▸ **OBJECTIVE**:
Copy the records below exactly as they are written.
## BEGIN PROVIDED RECORDS
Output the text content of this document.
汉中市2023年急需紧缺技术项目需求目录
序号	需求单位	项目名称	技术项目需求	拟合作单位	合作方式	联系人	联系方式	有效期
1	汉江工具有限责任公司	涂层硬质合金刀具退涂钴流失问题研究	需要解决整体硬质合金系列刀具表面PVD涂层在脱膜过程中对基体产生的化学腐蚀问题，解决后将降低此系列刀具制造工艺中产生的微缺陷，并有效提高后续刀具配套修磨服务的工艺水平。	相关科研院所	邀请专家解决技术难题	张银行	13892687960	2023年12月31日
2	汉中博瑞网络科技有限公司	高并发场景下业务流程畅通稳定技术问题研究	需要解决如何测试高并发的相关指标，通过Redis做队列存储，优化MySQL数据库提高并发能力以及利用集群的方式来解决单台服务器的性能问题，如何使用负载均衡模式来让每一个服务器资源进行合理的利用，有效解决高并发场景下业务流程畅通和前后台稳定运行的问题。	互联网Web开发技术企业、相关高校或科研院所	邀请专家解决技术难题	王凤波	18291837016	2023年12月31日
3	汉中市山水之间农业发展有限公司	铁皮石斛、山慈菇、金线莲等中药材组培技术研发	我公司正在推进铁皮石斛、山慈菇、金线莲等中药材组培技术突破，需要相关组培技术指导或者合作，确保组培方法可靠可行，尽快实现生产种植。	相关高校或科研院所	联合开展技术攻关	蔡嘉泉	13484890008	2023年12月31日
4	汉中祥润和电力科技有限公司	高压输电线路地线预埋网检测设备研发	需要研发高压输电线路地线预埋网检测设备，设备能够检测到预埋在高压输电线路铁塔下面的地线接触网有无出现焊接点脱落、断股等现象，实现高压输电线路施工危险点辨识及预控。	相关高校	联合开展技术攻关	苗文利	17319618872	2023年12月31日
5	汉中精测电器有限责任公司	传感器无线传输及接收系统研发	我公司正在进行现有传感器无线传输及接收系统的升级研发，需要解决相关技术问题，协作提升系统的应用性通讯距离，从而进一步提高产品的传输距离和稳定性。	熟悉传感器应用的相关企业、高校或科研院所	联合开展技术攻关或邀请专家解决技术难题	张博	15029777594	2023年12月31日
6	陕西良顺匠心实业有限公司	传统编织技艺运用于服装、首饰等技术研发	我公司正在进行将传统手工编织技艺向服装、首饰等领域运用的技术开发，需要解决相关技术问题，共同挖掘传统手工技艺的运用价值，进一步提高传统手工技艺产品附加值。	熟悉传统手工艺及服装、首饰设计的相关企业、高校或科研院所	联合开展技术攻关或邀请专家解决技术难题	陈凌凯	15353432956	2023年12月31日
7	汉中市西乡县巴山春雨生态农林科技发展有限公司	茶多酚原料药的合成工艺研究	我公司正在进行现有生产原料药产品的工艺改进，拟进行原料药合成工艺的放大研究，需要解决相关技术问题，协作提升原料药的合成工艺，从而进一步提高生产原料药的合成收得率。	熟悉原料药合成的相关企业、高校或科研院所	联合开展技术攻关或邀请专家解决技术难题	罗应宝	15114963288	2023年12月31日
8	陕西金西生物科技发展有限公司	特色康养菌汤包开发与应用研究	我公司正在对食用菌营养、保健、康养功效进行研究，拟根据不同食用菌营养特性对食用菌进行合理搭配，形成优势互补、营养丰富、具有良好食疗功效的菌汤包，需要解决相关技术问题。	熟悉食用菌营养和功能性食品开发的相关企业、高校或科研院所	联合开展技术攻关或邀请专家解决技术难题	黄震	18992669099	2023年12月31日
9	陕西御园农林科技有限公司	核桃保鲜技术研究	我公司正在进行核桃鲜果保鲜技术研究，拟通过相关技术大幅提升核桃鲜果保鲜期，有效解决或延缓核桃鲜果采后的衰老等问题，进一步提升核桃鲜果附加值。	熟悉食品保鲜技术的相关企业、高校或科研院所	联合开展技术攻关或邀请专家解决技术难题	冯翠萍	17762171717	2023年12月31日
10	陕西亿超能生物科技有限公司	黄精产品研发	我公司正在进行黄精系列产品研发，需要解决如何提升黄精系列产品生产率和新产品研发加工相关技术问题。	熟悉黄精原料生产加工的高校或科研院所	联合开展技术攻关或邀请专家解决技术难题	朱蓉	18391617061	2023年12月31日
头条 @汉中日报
## END PROVIDED RECORDS
▸ **WRITTEN REPLY**:
Output the text content of this document.
汉中市2023年急需紧缺技术项目需求目录
序号	需求单位	项目名称	技术项目需求	拟合作单位	合作方式	联系人	联系方式	有效期
1	汉江工具有限责任公司	涂层硬质合金刀具退涂钴流失问题研究	需要解决整体硬质合金系列刀具表面PVD涂层在脱膜过程中对基体产生的化学腐蚀问题，解决后将降低此系列刀具制造工艺中产生的微缺陷，并有效提高后续刀具配套修磨服务的工艺水平。	相关科研院所	邀请专家解决技术难题	张银行	13892687960	2023年12月31日
2	汉中博瑞网络科技有限公司	高并发场景下业务流程畅通稳定技术问题研究	需要解决如何测试高并发的相关指标，通过Redis做队列存储，优化MySQL数据库提高并发能力以及利用集群的方式来解决单台服务器的性能问题，如何使用负载均衡模式来让每一个服务器资源进行合理的利用，有效解决高并发场景下业务流程畅通和前后台稳定运行的问题。	互联网Web开发技术企业、相关高校或科研院所	邀请专家解决技术难题	王凤波	18291837016	2023年12月31日
3	汉中市山水之间农业发展有限公司	铁皮石斛、山慈菇、金线莲等中药材组培技术研发	我公司正在推进铁皮石斛、山慈菇、金线莲等中药材组培技术突破，需要相关组培技术指导或者合作，确保组培方法可靠可行，尽快实现生产种植。	相关高校或科研院所	联合开展技术攻关	蔡嘉泉	13484890008	2023年12月31日
4	汉中祥润和电力科技有限公司	高压输电线路地线预埋网检测设备研发	需要研发高压输电线路地线预埋网检测设备，设备能够检测到预埋在高压输电线路铁塔下面的地线接触网有无出现焊接点脱落、断股等现象，实现高压输电线路施工危险点辨识及预控。	相关高校	联合开展技术攻关	苗文利	17319618872	2023年12月31日
5	汉中精测电器有限责任公司	传感器无线传输及接收系统研发	我公司正在进行现有传感器无线传输及接收系统的升级研发，需要解决相关技术问题，协作提升系统的应用性通讯距离，从而进一步提高产品的传输距离和稳定性。	熟悉传感器应用的相关企业、高校或科研院所	联合开展技术攻关或邀请专家解决技术难题	张博	15029777594	2023年12月31日
6	陕西良顺匠心实业有限公司	传统编织技艺运用于服装、首饰等技术研发	我公司正在进行将传统手工编织技艺向服装、首饰等领域运用的技术开发，需要解决相关技术问题，共同挖掘传统手工技艺的运用价值，进一步提高传统手工技艺产品附加值。	熟悉传统手工艺及服装、首饰设计的相关企业、高校或科研院所	联合开展技术攻关或邀请专家解决技术难题	陈凌凯	15353432956	2023年12月31日
7	汉中市西乡县巴山春雨生态农林科技发展有限公司	茶多酚原料药的合成工艺研究	我公司正在进行现有生产原料药产品的工艺改进，拟进行原料药合成工艺的放大研究，需要解决相关技术问题，协作提升原料药的合成工艺，从而进一步提高生产原料药的合成收得率。	熟悉原料药合成的相关企业、高校或科研院所	联合开展技术攻关或邀请专家解决技术难题	罗应宝	15114963288	2023年12月31日
8	陕西金西生物科技发展有限公司	特色康养菌汤包开发与应用研究	我公司正在对食用菌营养、保健、康养功效进行研究，拟根据不同食用菌营养特性对食用菌进行合理搭配，形成优势互补、营养丰富、具有良好食疗功效的菌汤包，需要解决相关技术问题。	熟悉食用菌营养和功能性食品开发的相关企业、高校或科研院所	联合开展技术攻关或邀请专家解决技术难题	黄震	18992669099	2023年12月31日
9	陕西御园农林科技有限公司	核桃保鲜技术研究	我公司正在进行核桃鲜果保鲜技术研究，拟通过相关技术大幅提升核桃鲜果保鲜期，有效解决或延缓核桃鲜果采后的衰老等问题，进一步提升核桃鲜果附加值。	熟悉食品保鲜技术的相关企业、高校或科研院所	联合开展技术攻关或邀请专家解决技术难题	冯翠萍	17762171717	2023年12月31日
10	陕西亿超能生物科技有限公司	黄精产品研发	我公司正在进行黄精系列产品研发，需要解决如何提升黄精系列产品生产率和新产品研发加工相关技术问题。	熟悉黄精原料生产加工的高校或科研院所	联合开展技术攻关或邀请专家解决技术难题	朱蓉	18391617061	2023年12月31日
头条 @汉中日报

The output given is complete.